THE EXERCISE =
Return all lines below containing the word "实现新突破".

GIVEN INFORMATION =
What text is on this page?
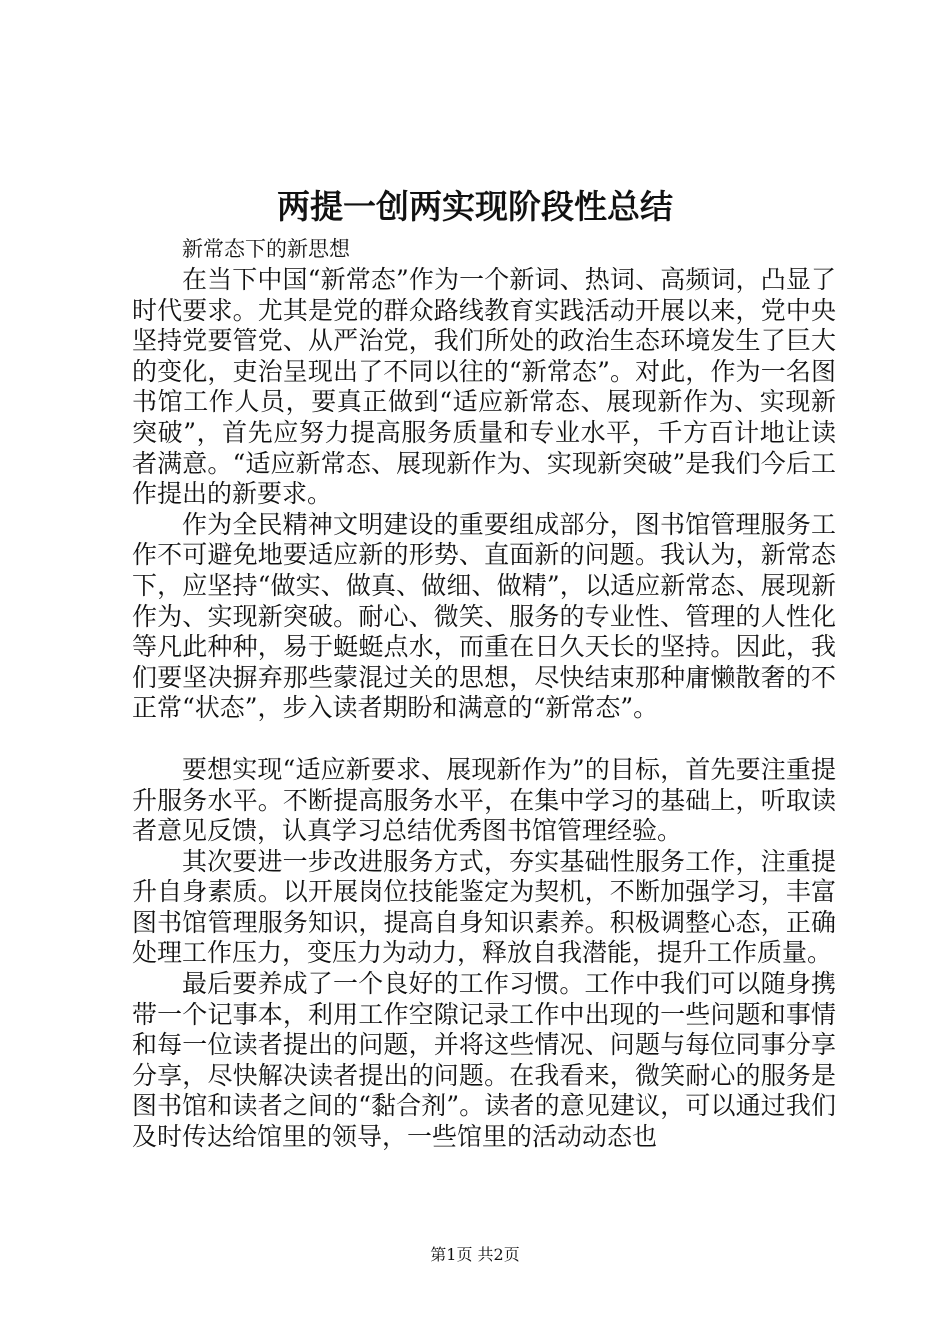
两提一创两实现阶段性总结

新常态下的新思想

在当下中国“新常态”作为一个新词、热词、高频词，凸显了时代要求。尤其是党的群众路线教育实践活动开展以来，党中央坚持党要管党、从严治党，我们所处的政治生态环境发生了巨大的变化，吏治呈现出了不同以往的“新常态”。对此，作为一名图书馆工作人员，要真正做到“适应新常态、展现新作为、实现新突破”，首先应努力提高服务质量和专业水平，千方百计地让读者满意。“适应新常态、展现新作为、实现新突破”是我们今后工作提出的新要求。

作为全民精神文明建设的重要组成部分，图书馆管理服务工作不可避免地要适应新的形势、直面新的问题。我认为，新常态下，应坚持“做实、做真、做细、做精”，以适应新常态、展现新作为、实现新突破。耐心、微笑、服务的专业性、管理的人性化等凡此种种，易于蜓蜓点水，而重在日久天长的坚持。因此，我们要坚决摒弃那些蒙混过关的思想，尽快结束那种庸懒散奢的不正常“状态”，步入读者期盼和满意的“新常态”。

要想实现“适应新要求、展现新作为”的目标，首先要注重提升服务水平。不断提高服务水平，在集中学习的基础上，听取读者意见反馈，认真学习总结优秀图书馆管理经验。

其次要进一步改进服务方式，夯实基础性服务工作，注重提升自身素质。以开展岗位技能鉴定为契机，不断加强学习，丰富图书馆管理服务知识，提高自身知识素养。积极调整心态，正确处理工作压力，变压力为动力，释放自我潜能，提升工作质量。

最后要养成了一个良好的工作习惯。工作中我们可以随身携带一个记事本，利用工作空隙记录工作中出现的一些问题和事情和每一位读者提出的问题，并将这些情况、问题与每位同事分享分享，尽快解决读者提出的问题。在我看来，微笑耐心的服务是图书馆和读者之间的“黏合剂”。读者的意见建议，可以通过我们及时传达给馆里的领导，一些馆里的活动动态也

第1页 共2页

ANSWER TO THIS PROBLEM =
在当下中国“新常态”作为一个新词、热词、高频词，凸显了时代要求。尤其是党的群众路线教育实践活动开展以来，党中央坚持党要管党、从严治党，我们所处的政治生态环境发生了巨大的变化，吏治呈现出了不同以往的“新常态”。对此，作为一名图书馆工作人员，要真正做到“适应新常态、展现新作为、实现新突破”，首先应努力提高服务质量和专业水平，千方百计地让读者满意。“适应新常态、展现新作为、实现新突破”是我们今后工作提出的新要求。
作为全民精神文明建设的重要组成部分，图书馆管理服务工作不可避免地要适应新的形势、直面新的问题。我认为，新常态下，应坚持“做实、做真、做细、做精”，以适应新常态、展现新作为、实现新突破。耐心、微笑、服务的专业性、管理的人性化等凡此种种，易于蜓蜓点水，而重在日久天长的坚持。因此，我们要坚决摒弃那些蒙混过关的思想，尽快结束那种庸懒散奢的不正常“状态”，步入读者期盼和满意的“新常态”。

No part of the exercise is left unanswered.